[Stored data entries]
= = =

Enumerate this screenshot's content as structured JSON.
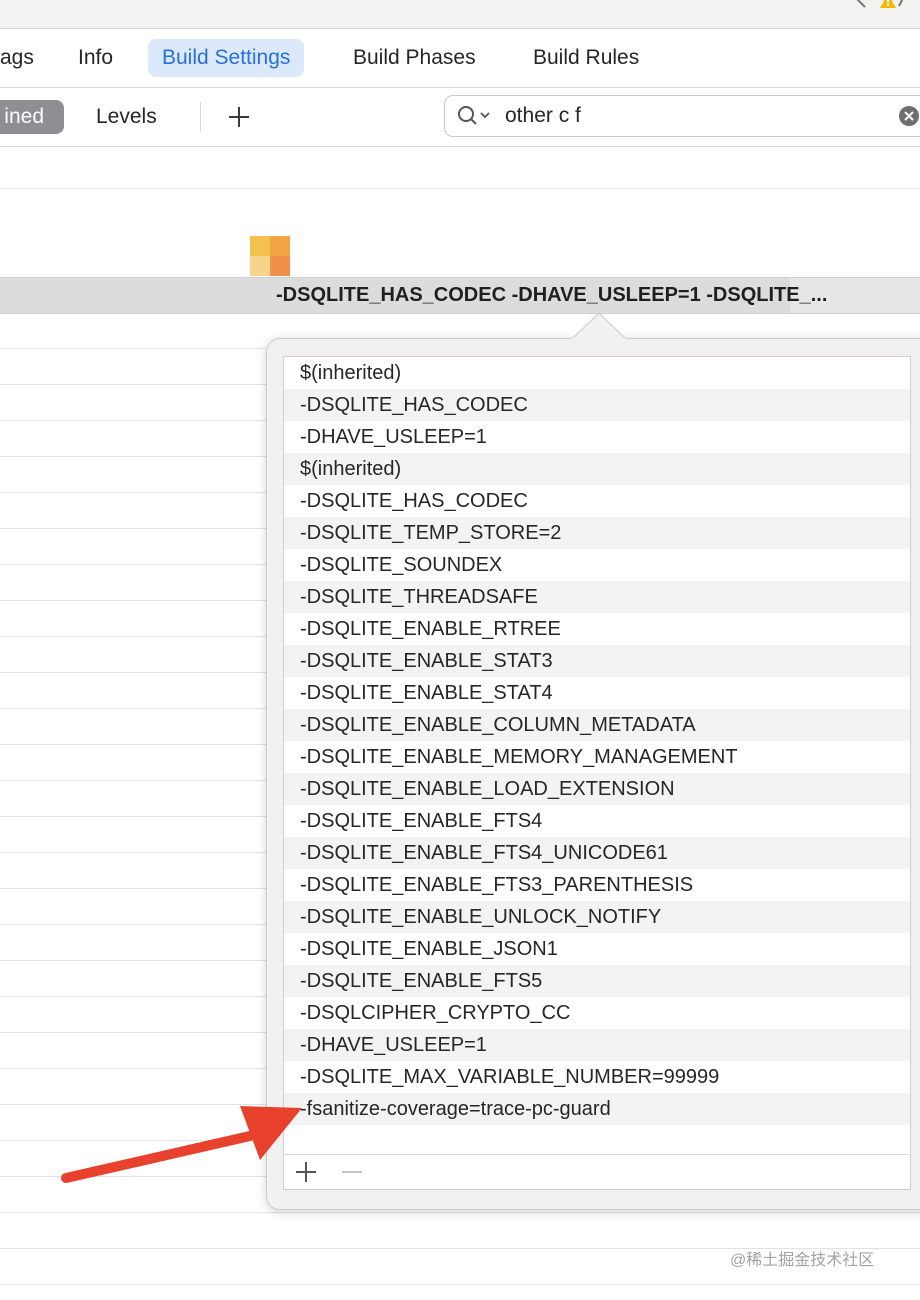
{
  "tabs": [
    {
      "label": "ags"
    },
    {
      "label": "Info"
    },
    {
      "label": "Build Settings"
    },
    {
      "label": "Build Phases"
    },
    {
      "label": "Build Rules"
    }
  ],
  "filter": {
    "combined_label": "ined",
    "levels_label": "Levels",
    "search_value": "other c f"
  },
  "setting_value": "-DSQLITE_HAS_CODEC -DHAVE_USLEEP=1  -DSQLITE_...",
  "flags": [
    "$(inherited)",
    "-DSQLITE_HAS_CODEC",
    "-DHAVE_USLEEP=1",
    "$(inherited)",
    "-DSQLITE_HAS_CODEC",
    "-DSQLITE_TEMP_STORE=2",
    "-DSQLITE_SOUNDEX",
    "-DSQLITE_THREADSAFE",
    "-DSQLITE_ENABLE_RTREE",
    "-DSQLITE_ENABLE_STAT3",
    "-DSQLITE_ENABLE_STAT4",
    "-DSQLITE_ENABLE_COLUMN_METADATA",
    "-DSQLITE_ENABLE_MEMORY_MANAGEMENT",
    "-DSQLITE_ENABLE_LOAD_EXTENSION",
    "-DSQLITE_ENABLE_FTS4",
    "-DSQLITE_ENABLE_FTS4_UNICODE61",
    "-DSQLITE_ENABLE_FTS3_PARENTHESIS",
    "-DSQLITE_ENABLE_UNLOCK_NOTIFY",
    "-DSQLITE_ENABLE_JSON1",
    "-DSQLITE_ENABLE_FTS5",
    "-DSQLCIPHER_CRYPTO_CC",
    "-DHAVE_USLEEP=1",
    "-DSQLITE_MAX_VARIABLE_NUMBER=99999",
    "-fsanitize-coverage=trace-pc-guard"
  ],
  "watermark": "@稀土掘金技术社区",
  "colors": {
    "accent": "#2670e0",
    "active_tab_bg": "#dce9fb",
    "annotation_arrow": "#e8412d",
    "warning": "#f5b800"
  },
  "icons": {
    "warning": "warning-icon",
    "search": "search-icon",
    "clear": "clear-icon",
    "add": "plus-icon",
    "remove": "minus-icon"
  }
}
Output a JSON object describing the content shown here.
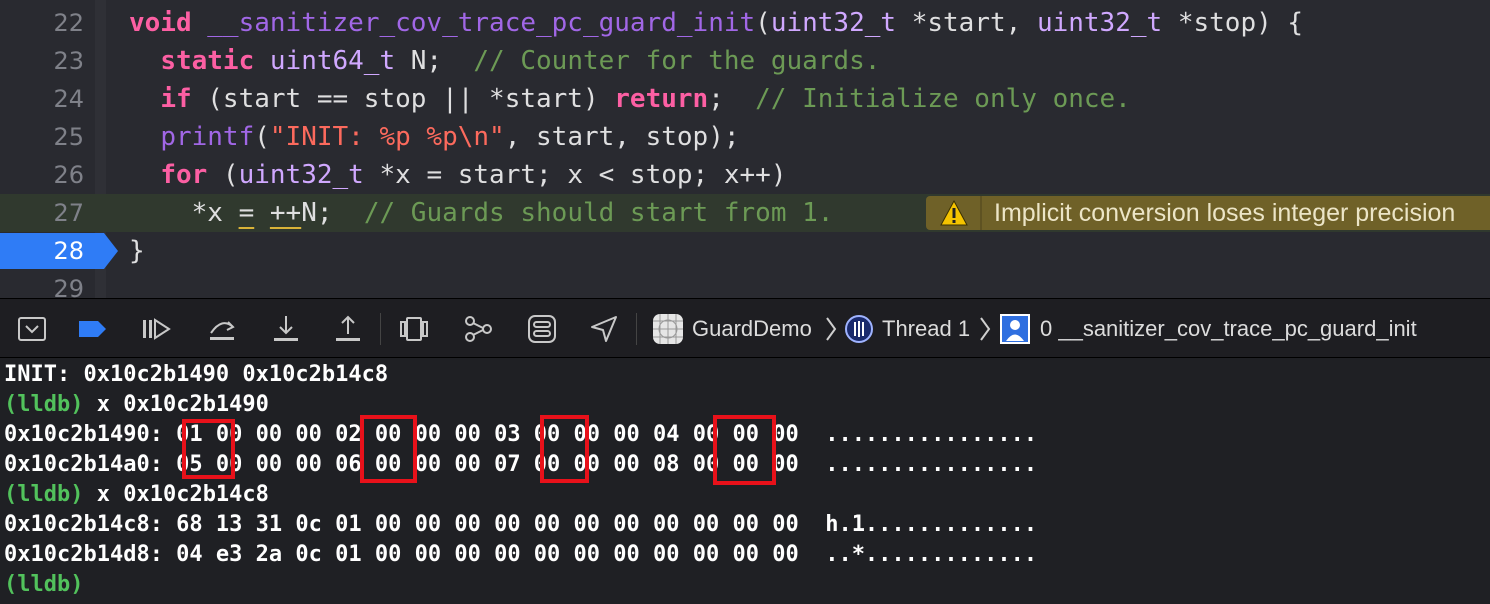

= = =

Give back all entries exactly. No pictures belong in the copy.

**TASK ANSWER:**
Enumerate this screenshot's content as structured JSON.
{
  "tabs": [
    {
      "label": "ags"
    },
    {
      "label": "Info"
    },
    {
      "label": "Build Settings"
    },
    {
      "label": "Build Phases"
    },
    {
      "label": "Build Rules"
    }
  ],
  "filter": {
    "combined_label": "ined",
    "levels_label": "Levels",
    "search_value": "other c f"
  },
  "setting_value": "-DSQLITE_HAS_CODEC -DHAVE_USLEEP=1  -DSQLITE_...",
  "flags": [
    "$(inherited)",
    "-DSQLITE_HAS_CODEC",
    "-DHAVE_USLEEP=1",
    "$(inherited)",
    "-DSQLITE_HAS_CODEC",
    "-DSQLITE_TEMP_STORE=2",
    "-DSQLITE_SOUNDEX",
    "-DSQLITE_THREADSAFE",
    "-DSQLITE_ENABLE_RTREE",
    "-DSQLITE_ENABLE_STAT3",
    "-DSQLITE_ENABLE_STAT4",
    "-DSQLITE_ENABLE_COLUMN_METADATA",
    "-DSQLITE_ENABLE_MEMORY_MANAGEMENT",
    "-DSQLITE_ENABLE_LOAD_EXTENSION",
    "-DSQLITE_ENABLE_FTS4",
    "-DSQLITE_ENABLE_FTS4_UNICODE61",
    "-DSQLITE_ENABLE_FTS3_PARENTHESIS",
    "-DSQLITE_ENABLE_UNLOCK_NOTIFY",
    "-DSQLITE_ENABLE_JSON1",
    "-DSQLITE_ENABLE_FTS5",
    "-DSQLCIPHER_CRYPTO_CC",
    "-DHAVE_USLEEP=1",
    "-DSQLITE_MAX_VARIABLE_NUMBER=99999",
    "-fsanitize-coverage=trace-pc-guard"
  ],
  "watermark": "@稀土掘金技术社区",
  "colors": {
    "accent": "#2670e0",
    "active_tab_bg": "#dce9fb",
    "annotation_arrow": "#e8412d",
    "warning": "#f5b800"
  },
  "icons": {
    "warning": "warning-icon",
    "search": "search-icon",
    "clear": "clear-icon",
    "add": "plus-icon",
    "remove": "minus-icon"
  }
}
Output a JSON object describing the content shown here.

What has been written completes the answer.